[Source data]
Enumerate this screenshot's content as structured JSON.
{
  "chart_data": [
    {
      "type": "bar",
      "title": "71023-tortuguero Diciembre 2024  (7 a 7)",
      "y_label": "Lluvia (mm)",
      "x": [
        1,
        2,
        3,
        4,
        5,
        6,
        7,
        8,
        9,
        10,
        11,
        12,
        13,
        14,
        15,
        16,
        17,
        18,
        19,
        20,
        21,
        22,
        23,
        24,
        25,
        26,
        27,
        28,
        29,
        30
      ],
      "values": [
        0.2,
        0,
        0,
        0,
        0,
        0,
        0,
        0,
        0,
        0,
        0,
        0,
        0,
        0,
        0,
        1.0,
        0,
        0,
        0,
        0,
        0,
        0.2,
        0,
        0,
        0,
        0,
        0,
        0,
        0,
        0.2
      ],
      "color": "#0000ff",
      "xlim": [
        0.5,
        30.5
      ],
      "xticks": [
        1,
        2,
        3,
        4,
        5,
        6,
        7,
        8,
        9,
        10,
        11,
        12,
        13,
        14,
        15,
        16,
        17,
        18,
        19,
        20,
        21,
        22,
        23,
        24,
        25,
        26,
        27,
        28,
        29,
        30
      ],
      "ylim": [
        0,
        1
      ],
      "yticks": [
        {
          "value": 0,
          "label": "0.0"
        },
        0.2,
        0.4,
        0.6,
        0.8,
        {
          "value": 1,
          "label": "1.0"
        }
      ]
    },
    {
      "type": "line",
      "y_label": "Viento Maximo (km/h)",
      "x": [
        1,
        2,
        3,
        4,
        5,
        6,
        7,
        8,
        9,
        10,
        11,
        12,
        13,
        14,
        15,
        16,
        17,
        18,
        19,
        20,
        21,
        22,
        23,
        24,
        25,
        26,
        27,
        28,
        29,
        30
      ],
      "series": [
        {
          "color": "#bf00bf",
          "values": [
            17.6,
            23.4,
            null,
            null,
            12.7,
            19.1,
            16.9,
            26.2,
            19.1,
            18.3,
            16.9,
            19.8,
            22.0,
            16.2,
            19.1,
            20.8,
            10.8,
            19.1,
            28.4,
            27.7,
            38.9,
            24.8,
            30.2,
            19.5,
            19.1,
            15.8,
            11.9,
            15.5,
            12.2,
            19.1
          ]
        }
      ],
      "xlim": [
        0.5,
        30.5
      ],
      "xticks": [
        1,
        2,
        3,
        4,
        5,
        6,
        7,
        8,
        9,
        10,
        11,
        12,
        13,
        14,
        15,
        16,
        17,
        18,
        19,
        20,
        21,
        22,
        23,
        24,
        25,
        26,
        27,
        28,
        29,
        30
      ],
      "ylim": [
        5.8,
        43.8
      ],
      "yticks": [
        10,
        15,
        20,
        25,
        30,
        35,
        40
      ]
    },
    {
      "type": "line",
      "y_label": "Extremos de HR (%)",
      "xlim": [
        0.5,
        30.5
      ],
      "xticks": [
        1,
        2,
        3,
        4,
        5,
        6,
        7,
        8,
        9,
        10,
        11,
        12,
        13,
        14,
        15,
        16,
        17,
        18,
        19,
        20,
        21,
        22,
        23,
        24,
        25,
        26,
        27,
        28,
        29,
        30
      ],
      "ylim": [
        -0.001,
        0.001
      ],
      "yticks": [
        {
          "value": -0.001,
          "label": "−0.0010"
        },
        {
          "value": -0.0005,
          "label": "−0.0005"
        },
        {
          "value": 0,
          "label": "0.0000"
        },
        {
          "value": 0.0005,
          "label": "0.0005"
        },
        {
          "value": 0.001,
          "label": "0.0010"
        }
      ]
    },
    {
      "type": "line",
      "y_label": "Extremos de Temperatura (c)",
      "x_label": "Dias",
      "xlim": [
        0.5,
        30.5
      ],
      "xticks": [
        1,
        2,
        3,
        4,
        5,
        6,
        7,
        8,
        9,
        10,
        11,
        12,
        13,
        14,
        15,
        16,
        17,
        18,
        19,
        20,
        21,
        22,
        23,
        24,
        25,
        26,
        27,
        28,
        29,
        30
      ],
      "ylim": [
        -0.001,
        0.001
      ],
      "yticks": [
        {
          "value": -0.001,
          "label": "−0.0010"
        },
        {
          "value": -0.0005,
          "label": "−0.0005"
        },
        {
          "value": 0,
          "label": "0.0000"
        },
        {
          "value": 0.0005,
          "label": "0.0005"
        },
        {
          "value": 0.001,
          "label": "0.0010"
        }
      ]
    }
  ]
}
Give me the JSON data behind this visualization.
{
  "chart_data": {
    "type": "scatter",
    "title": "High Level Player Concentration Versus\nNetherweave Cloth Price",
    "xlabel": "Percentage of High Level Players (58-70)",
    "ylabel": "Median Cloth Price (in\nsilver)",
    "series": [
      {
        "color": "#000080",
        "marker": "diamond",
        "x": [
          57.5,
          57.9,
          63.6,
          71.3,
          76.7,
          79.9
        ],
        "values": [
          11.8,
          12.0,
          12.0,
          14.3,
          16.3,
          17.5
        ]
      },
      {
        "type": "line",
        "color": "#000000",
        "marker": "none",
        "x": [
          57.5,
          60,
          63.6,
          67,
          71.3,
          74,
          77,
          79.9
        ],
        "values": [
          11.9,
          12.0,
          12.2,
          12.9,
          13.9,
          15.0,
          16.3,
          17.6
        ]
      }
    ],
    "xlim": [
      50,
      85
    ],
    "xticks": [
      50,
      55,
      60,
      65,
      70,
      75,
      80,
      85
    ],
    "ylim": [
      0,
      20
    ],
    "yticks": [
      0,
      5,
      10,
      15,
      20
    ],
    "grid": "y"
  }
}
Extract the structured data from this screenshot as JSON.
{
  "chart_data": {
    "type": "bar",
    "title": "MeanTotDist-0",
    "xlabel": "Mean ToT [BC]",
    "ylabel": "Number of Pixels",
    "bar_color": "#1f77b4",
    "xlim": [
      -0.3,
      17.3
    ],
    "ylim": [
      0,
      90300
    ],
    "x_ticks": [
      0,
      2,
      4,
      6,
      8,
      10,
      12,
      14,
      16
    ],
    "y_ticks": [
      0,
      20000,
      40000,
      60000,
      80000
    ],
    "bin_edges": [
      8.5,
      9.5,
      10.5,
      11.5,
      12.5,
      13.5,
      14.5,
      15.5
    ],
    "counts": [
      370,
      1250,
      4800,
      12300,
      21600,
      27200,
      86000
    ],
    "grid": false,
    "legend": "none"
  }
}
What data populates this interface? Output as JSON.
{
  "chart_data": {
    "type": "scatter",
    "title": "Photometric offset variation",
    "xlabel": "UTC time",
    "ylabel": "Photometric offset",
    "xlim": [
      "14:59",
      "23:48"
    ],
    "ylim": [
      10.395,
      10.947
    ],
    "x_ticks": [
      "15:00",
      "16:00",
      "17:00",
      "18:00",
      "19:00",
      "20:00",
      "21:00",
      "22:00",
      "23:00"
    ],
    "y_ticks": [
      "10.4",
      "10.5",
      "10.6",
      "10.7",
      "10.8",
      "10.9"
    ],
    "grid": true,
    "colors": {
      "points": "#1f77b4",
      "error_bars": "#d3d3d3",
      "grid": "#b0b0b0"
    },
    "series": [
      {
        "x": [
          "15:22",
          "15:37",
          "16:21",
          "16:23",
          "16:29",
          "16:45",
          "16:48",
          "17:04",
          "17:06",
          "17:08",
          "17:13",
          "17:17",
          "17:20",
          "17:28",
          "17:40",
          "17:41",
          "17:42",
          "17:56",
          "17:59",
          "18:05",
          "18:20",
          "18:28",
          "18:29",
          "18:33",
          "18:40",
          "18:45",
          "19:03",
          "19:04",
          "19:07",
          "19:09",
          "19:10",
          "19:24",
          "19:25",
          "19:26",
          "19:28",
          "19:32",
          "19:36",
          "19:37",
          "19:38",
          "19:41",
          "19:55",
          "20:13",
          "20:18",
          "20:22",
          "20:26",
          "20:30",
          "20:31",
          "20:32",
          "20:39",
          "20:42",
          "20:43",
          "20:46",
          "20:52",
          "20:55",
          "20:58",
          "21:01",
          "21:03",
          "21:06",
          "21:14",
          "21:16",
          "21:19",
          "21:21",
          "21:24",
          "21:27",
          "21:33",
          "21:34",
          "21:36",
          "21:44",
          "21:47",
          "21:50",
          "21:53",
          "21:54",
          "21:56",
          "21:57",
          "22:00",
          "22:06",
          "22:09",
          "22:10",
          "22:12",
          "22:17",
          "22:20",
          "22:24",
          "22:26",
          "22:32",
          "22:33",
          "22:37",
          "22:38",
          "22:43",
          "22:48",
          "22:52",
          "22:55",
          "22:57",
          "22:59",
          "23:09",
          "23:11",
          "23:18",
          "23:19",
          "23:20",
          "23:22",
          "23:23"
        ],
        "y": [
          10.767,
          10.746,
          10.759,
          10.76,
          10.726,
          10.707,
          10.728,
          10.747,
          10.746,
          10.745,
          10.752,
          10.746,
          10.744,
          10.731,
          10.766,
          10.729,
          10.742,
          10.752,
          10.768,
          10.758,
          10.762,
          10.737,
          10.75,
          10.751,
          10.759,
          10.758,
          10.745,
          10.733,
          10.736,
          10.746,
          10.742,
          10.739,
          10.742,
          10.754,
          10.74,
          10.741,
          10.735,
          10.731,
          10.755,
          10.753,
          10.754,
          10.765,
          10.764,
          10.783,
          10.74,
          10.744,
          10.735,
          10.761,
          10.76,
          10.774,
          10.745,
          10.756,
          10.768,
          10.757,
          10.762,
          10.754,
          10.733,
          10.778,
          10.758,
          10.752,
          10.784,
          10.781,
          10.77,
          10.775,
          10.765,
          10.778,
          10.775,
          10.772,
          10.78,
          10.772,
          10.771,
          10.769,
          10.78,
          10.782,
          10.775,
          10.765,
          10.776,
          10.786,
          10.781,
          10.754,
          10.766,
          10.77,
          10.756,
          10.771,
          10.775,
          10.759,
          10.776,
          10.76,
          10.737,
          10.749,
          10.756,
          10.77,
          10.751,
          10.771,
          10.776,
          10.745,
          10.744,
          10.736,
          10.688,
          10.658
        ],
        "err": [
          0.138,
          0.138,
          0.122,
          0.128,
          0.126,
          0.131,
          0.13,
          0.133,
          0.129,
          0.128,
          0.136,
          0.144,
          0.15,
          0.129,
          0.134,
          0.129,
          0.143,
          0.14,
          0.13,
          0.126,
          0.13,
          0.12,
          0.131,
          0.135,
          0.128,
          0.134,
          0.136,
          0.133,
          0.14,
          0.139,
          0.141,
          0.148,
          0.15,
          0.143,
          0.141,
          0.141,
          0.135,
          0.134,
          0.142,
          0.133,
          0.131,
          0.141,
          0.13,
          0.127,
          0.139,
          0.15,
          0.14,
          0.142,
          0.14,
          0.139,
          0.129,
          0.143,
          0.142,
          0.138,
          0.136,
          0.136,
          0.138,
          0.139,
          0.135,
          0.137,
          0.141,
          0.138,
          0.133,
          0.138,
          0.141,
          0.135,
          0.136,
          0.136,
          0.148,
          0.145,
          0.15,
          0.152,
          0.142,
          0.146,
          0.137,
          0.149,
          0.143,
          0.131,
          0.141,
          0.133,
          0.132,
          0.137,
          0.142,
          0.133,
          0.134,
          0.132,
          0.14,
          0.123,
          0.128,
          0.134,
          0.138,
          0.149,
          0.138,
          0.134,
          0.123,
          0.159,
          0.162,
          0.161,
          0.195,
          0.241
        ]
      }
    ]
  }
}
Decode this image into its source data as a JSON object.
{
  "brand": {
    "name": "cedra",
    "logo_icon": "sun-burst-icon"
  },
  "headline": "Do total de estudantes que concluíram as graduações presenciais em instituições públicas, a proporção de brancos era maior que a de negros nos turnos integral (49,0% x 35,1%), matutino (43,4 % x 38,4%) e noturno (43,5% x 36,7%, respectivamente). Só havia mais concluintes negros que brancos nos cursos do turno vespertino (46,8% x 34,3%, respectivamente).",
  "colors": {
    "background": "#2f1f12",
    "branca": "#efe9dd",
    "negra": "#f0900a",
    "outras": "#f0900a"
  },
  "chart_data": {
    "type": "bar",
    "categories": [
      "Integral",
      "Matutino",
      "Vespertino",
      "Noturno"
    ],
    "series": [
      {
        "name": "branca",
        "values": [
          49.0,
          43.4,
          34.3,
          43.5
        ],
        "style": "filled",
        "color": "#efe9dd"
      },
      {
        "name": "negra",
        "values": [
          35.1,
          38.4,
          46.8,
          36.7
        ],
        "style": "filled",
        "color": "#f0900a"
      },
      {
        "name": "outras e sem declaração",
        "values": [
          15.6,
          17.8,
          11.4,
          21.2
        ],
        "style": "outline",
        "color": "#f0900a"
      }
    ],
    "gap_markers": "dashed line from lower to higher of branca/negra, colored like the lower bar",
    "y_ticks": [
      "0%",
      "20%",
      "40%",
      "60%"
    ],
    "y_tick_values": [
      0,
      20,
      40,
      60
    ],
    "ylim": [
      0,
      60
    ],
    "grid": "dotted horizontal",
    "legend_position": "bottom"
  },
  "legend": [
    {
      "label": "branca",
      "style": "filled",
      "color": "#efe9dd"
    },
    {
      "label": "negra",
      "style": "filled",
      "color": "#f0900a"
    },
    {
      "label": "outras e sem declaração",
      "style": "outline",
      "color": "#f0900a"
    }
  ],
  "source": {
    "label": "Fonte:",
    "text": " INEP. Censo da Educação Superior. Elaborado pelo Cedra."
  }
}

Aim of the exercise. Your task is to pick out every line with the string "name" and copy it.

Solution to this problem.
    "name": "cedra",
        "name": "branca",
        "name": "negra",
        "name": "outras e sem declaração",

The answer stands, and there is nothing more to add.